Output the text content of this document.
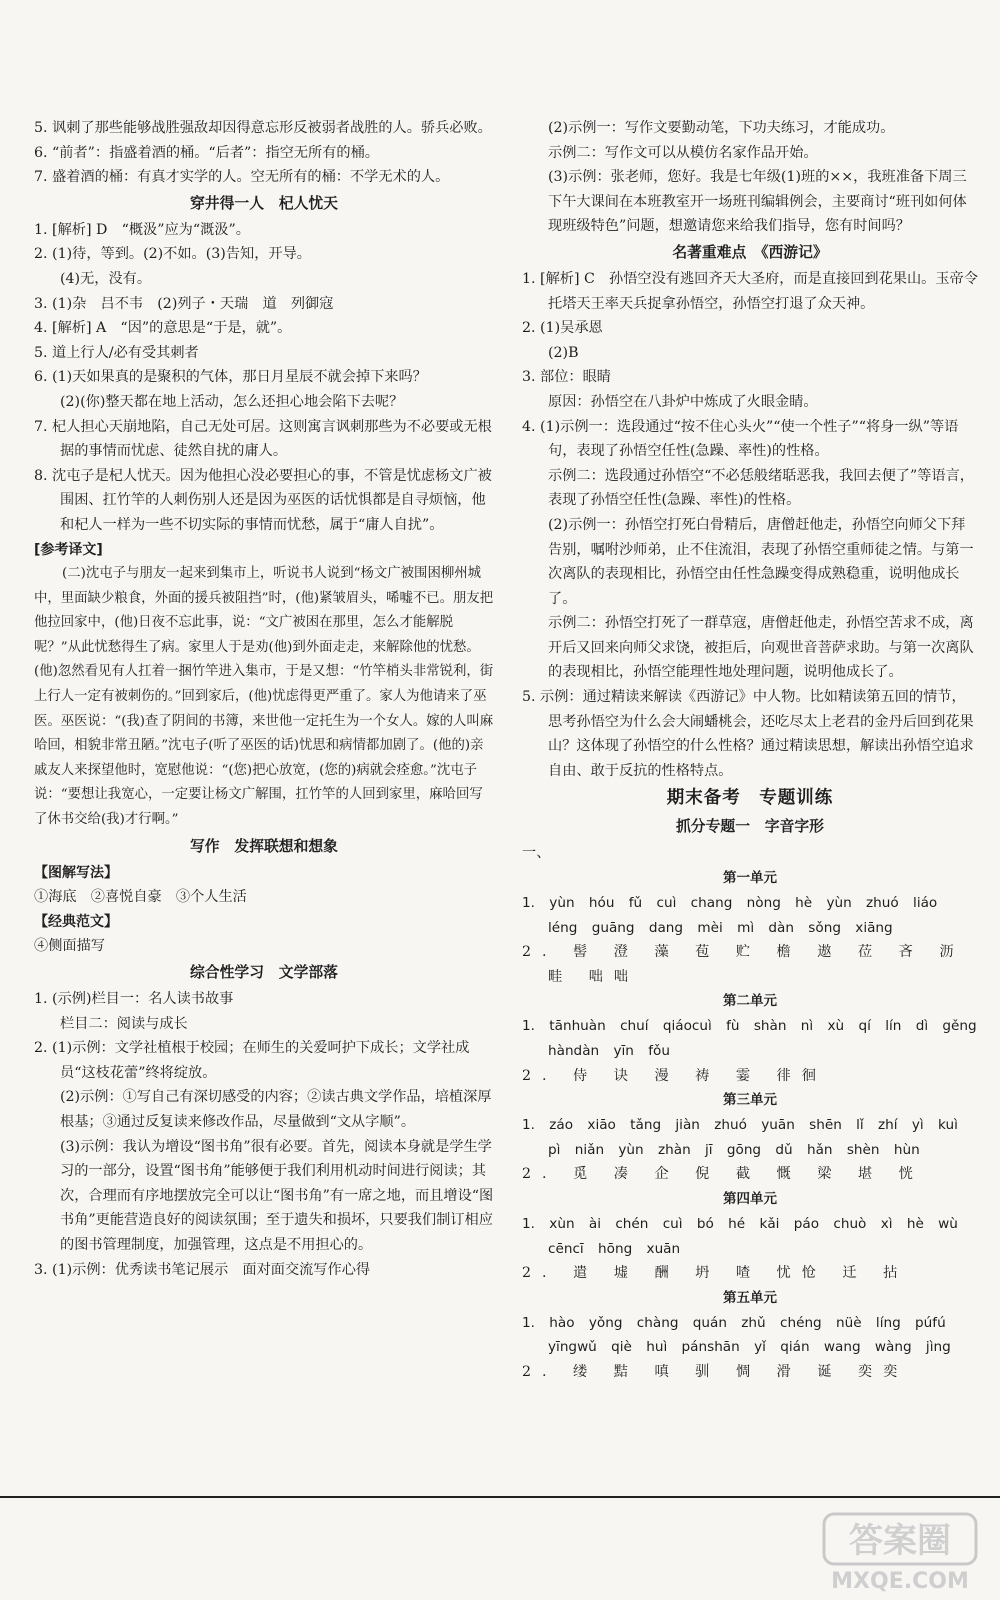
5. 讽刺了那些能够战胜强敌却因得意忘形反被弱者战胜的人。骄兵必败。

6. “前者”：指盛着酒的桶。“后者”：指空无所有的桶。

7. 盛着酒的桶：有真才实学的人。空无所有的桶：不学无术的人。

穿井得一人　杞人忧天

1. [解析] D　“概汲”应为“溉汲”。

2. (1)待，等到。(2)不如。(3)告知，开导。

(4)无，没有。

3. (1)杂　吕不韦　(2)列子・天瑞　道　列御寇

4. [解析] A　“因”的意思是“于是，就”。

5. 道上行人/必有受其刺者

6. (1)天如果真的是聚积的气体，那日月星辰不就会掉下来吗？

(2)(你)整天都在地上活动，怎么还担心地会陷下去呢？

7. 杞人担心天崩地陷，自己无处可居。这则寓言讽刺那些为不必要或无根据的事情而忧虑、徒然自扰的庸人。

8. 沈屯子是杞人忧天。因为他担心没必要担心的事，不管是忧虑杨文广被围困、扛竹竿的人刺伤别人还是因为巫医的话忧惧都是自寻烦恼，他和杞人一样为一些不切实际的事情而忧愁，属于“庸人自扰”。

[参考译文]

(二)沈屯子与朋友一起来到集市上，听说书人说到“杨文广被围困柳州城中，里面缺少粮食，外面的援兵被阻挡”时，(他)紧皱眉头，唏嘘不已。朋友把他拉回家中，(他)日夜不忘此事，说：“文广被困在那里，怎么才能解脱呢？”从此忧愁得生了病。家里人于是劝(他)到外面走走，来解除他的忧愁。(他)忽然看见有人扛着一捆竹竿进入集市，于是又想：“竹竿梢头非常锐利，街上行人一定有被刺伤的。”回到家后，(他)忧虑得更严重了。家人为他请来了巫医。巫医说：“(我)查了阴间的书簿，来世他一定托生为一个女人。嫁的人叫麻哈回，相貌非常丑陋。”沈屯子(听了巫医的话)忧思和病情都加剧了。(他的)亲戚友人来探望他时，宽慰他说：“(您)把心放宽，(您的)病就会痊愈。”沈屯子说：“要想让我宽心，一定要让杨文广解围，扛竹竿的人回到家里，麻哈回写了休书交给(我)才行啊。”

写作　发挥联想和想象

【图解写法】

①海底　②喜悦自豪　③个人生活

【经典范文】

④侧面描写

综合性学习　文学部落

1. (示例)栏目一：名人读书故事

栏目二：阅读与成长

2. (1)示例：文学社植根于校园；在师生的关爱呵护下成长；文学社成员“这枝花蕾”终将绽放。

(2)示例：①写自己有深切感受的内容；②读古典文学作品，培植深厚根基；③通过反复读来修改作品，尽量做到“文从字顺”。

(3)示例：我认为增设“图书角”很有必要。首先，阅读本身就是学生学习的一部分，设置“图书角”能够便于我们利用机动时间进行阅读；其次，合理而有序地摆放完全可以让“图书角”有一席之地，而且增设“图书角”更能营造良好的阅读氛围；至于遗失和损坏，只要我们制订相应的图书管理制度，加强管理，这点是不用担心的。

3. (1)示例：优秀读书笔记展示　面对面交流写作心得

(2)示例一：写作文要勤动笔，下功夫练习，才能成功。

示例二：写作文可以从模仿名家作品开始。

(3)示例：张老师，您好。我是七年级(1)班的××，我班准备下周三下午大课间在本班教室开一场班刊编辑例会，主要商讨“班刊如何体现班级特色”问题，想邀请您来给我们指导，您有时间吗？

名著重难点　《西游记》

1. [解析] C　孙悟空没有逃回齐天大圣府，而是直接回到花果山。玉帝令托塔天王率天兵捉拿孙悟空，孙悟空打退了众天神。

2. (1)吴承恩

(2)B

3. 部位：眼睛

原因：孙悟空在八卦炉中炼成了火眼金睛。

4. (1)示例一：选段通过“按不住心头火”“使一个性子”“将身一纵”等语句，表现了孙悟空任性(急躁、率性)的性格。

示例二：选段通过孙悟空“不必恁般绪聒恶我，我回去便了”等语言，表现了孙悟空任性(急躁、率性)的性格。

(2)示例一：孙悟空打死白骨精后，唐僧赶他走，孙悟空向师父下拜告别，嘱咐沙师弟，止不住流泪，表现了孙悟空重师徒之情。与第一次离队的表现相比，孙悟空由任性急躁变得成熟稳重，说明他成长了。

示例二：孙悟空打死了一群草寇，唐僧赶他走，孙悟空苦求不成，离开后又回来向师父求饶，被拒后，向观世音菩萨求助。与第一次离队的表现相比，孙悟空能理性地处理问题，说明他成长了。

5. 示例：通过精读来解读《西游记》中人物。比如精读第五回的情节，思考孙悟空为什么会大闹蟠桃会，还吃尽太上老君的金丹后回到花果山？这体现了孙悟空的什么性格？通过精读思想，解读出孙悟空追求自由、敢于反抗的性格特点。

期末备考　专题训练

抓分专题一　字音字形

一、

第一单元

1. yùn hóu fǔ cuì chang nòng hè yùn zhuó liáo léng guāng dang mèi mì dàn sǒng xiāng

2. 髻 澄 藻 苞 贮 檐 遨 莅 吝 沥 畦 咄咄

第二单元

1. tānhuàn chuí qiáocuì fù shàn nì xù qí lín dì gěng hàndàn yīn fǒu

2. 侍 诀 漫 祷 霎 徘徊

第三单元

1. záo xiāo tǎng jiàn zhuó yuān shēn lǐ zhí yì kuì pì niǎn yùn zhàn jī gōng dǔ hǎn shèn hùn

2. 觅 凑 企 倪 截 慨 梁 堪 恍

第四单元

1. xùn ài chén cuì bó hé kǎi páo chuò xì hè wù cēncī hōng xuān

2. 遣 墟 酬 坍 喳 忧怆 迁 拈

第五单元

1. hào yǒng chàng quán zhǔ chéng nüè líng púfú yīngwǔ qiè huì pánshān yǐ qián wang wàng jìng

2. 缕 黠 嗔 驯 惆 滑 诞 奕奕

答案圈
MXQE.COM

** Brief **
Return each line of the data, keeping its wording exact and omitting pictures.

** Completed task **
Output the text content of this document.
5. 讽刺了那些能够战胜强敌却因得意忘形反被弱者战胜的人。骄兵必败。

6. “前者”：指盛着酒的桶。“后者”：指空无所有的桶。

7. 盛着酒的桶：有真才实学的人。空无所有的桶：不学无术的人。

穿井得一人　杞人忧天

1. [解析] D　“概汲”应为“溉汲”。

2. (1)待，等到。(2)不如。(3)告知，开导。

(4)无，没有。

3. (1)杂　吕不韦　(2)列子・天瑞　道　列御寇

4. [解析] A　“因”的意思是“于是，就”。

5. 道上行人/必有受其刺者

6. (1)天如果真的是聚积的气体，那日月星辰不就会掉下来吗？

(2)(你)整天都在地上活动，怎么还担心地会陷下去呢？

7. 杞人担心天崩地陷，自己无处可居。这则寓言讽刺那些为不必要或无根据的事情而忧虑、徒然自扰的庸人。

8. 沈屯子是杞人忧天。因为他担心没必要担心的事，不管是忧虑杨文广被围困、扛竹竿的人刺伤别人还是因为巫医的话忧惧都是自寻烦恼，他和杞人一样为一些不切实际的事情而忧愁，属于“庸人自扰”。

[参考译文]

(二)沈屯子与朋友一起来到集市上，听说书人说到“杨文广被围困柳州城中，里面缺少粮食，外面的援兵被阻挡”时，(他)紧皱眉头，唏嘘不已。朋友把他拉回家中，(他)日夜不忘此事，说：“文广被困在那里，怎么才能解脱呢？”从此忧愁得生了病。家里人于是劝(他)到外面走走，来解除他的忧愁。(他)忽然看见有人扛着一捆竹竿进入集市，于是又想：“竹竿梢头非常锐利，街上行人一定有被刺伤的。”回到家后，(他)忧虑得更严重了。家人为他请来了巫医。巫医说：“(我)查了阴间的书簿，来世他一定托生为一个女人。嫁的人叫麻哈回，相貌非常丑陋。”沈屯子(听了巫医的话)忧思和病情都加剧了。(他的)亲戚友人来探望他时，宽慰他说：“(您)把心放宽，(您的)病就会痊愈。”沈屯子说：“要想让我宽心，一定要让杨文广解围，扛竹竿的人回到家里，麻哈回写了休书交给(我)才行啊。”

写作　发挥联想和想象

【图解写法】

①海底　②喜悦自豪　③个人生活

【经典范文】

④侧面描写

综合性学习　文学部落

1. (示例)栏目一：名人读书故事

栏目二：阅读与成长

2. (1)示例：文学社植根于校园；在师生的关爱呵护下成长；文学社成员“这枝花蕾”终将绽放。

(2)示例：①写自己有深切感受的内容；②读古典文学作品，培植深厚根基；③通过反复读来修改作品，尽量做到“文从字顺”。

(3)示例：我认为增设“图书角”很有必要。首先，阅读本身就是学生学习的一部分，设置“图书角”能够便于我们利用机动时间进行阅读；其次，合理而有序地摆放完全可以让“图书角”有一席之地，而且增设“图书角”更能营造良好的阅读氛围；至于遗失和损坏，只要我们制订相应的图书管理制度，加强管理，这点是不用担心的。

3. (1)示例：优秀读书笔记展示　面对面交流写作心得

(2)示例一：写作文要勤动笔，下功夫练习，才能成功。

示例二：写作文可以从模仿名家作品开始。

(3)示例：张老师，您好。我是七年级(1)班的××，我班准备下周三下午大课间在本班教室开一场班刊编辑例会，主要商讨“班刊如何体现班级特色”问题，想邀请您来给我们指导，您有时间吗？

名著重难点　《西游记》

1. [解析] C　孙悟空没有逃回齐天大圣府，而是直接回到花果山。玉帝令托塔天王率天兵捉拿孙悟空，孙悟空打退了众天神。

2. (1)吴承恩

(2)B

3. 部位：眼睛

原因：孙悟空在八卦炉中炼成了火眼金睛。

4. (1)示例一：选段通过“按不住心头火”“使一个性子”“将身一纵”等语句，表现了孙悟空任性(急躁、率性)的性格。

示例二：选段通过孙悟空“不必恁般绪聒恶我，我回去便了”等语言，表现了孙悟空任性(急躁、率性)的性格。

(2)示例一：孙悟空打死白骨精后，唐僧赶他走，孙悟空向师父下拜告别，嘱咐沙师弟，止不住流泪，表现了孙悟空重师徒之情。与第一次离队的表现相比，孙悟空由任性急躁变得成熟稳重，说明他成长了。

示例二：孙悟空打死了一群草寇，唐僧赶他走，孙悟空苦求不成，离开后又回来向师父求饶，被拒后，向观世音菩萨求助。与第一次离队的表现相比，孙悟空能理性地处理问题，说明他成长了。

5. 示例：通过精读来解读《西游记》中人物。比如精读第五回的情节，思考孙悟空为什么会大闹蟠桃会，还吃尽太上老君的金丹后回到花果山？这体现了孙悟空的什么性格？通过精读思想，解读出孙悟空追求自由、敢于反抗的性格特点。

期末备考　专题训练

抓分专题一　字音字形

一、

第一单元

1. yùn hóu fǔ cuì chang nòng hè yùn zhuó liáo léng guāng dang mèi mì dàn sǒng xiāng

2. 髻 澄 藻 苞 贮 檐 遨 莅 吝 沥 畦 咄咄

第二单元

1. tānhuàn chuí qiáocuì fù shàn nì xù qí lín dì gěng hàndàn yīn fǒu

2. 侍 诀 漫 祷 霎 徘徊

第三单元

1. záo xiāo tǎng jiàn zhuó yuān shēn lǐ zhí yì kuì pì niǎn yùn zhàn jī gōng dǔ hǎn shèn hùn

2. 觅 凑 企 倪 截 慨 梁 堪 恍

第四单元

1. xùn ài chén cuì bó hé kǎi páo chuò xì hè wù cēncī hōng xuān

2. 遣 墟 酬 坍 喳 忧怆 迁 拈

第五单元

1. hào yǒng chàng quán zhǔ chéng nüè líng púfú yīngwǔ qiè huì pánshān yǐ qián wang wàng jìng

2. 缕 黠 嗔 驯 惆 滑 诞 奕奕

答案圈
MXQE.COM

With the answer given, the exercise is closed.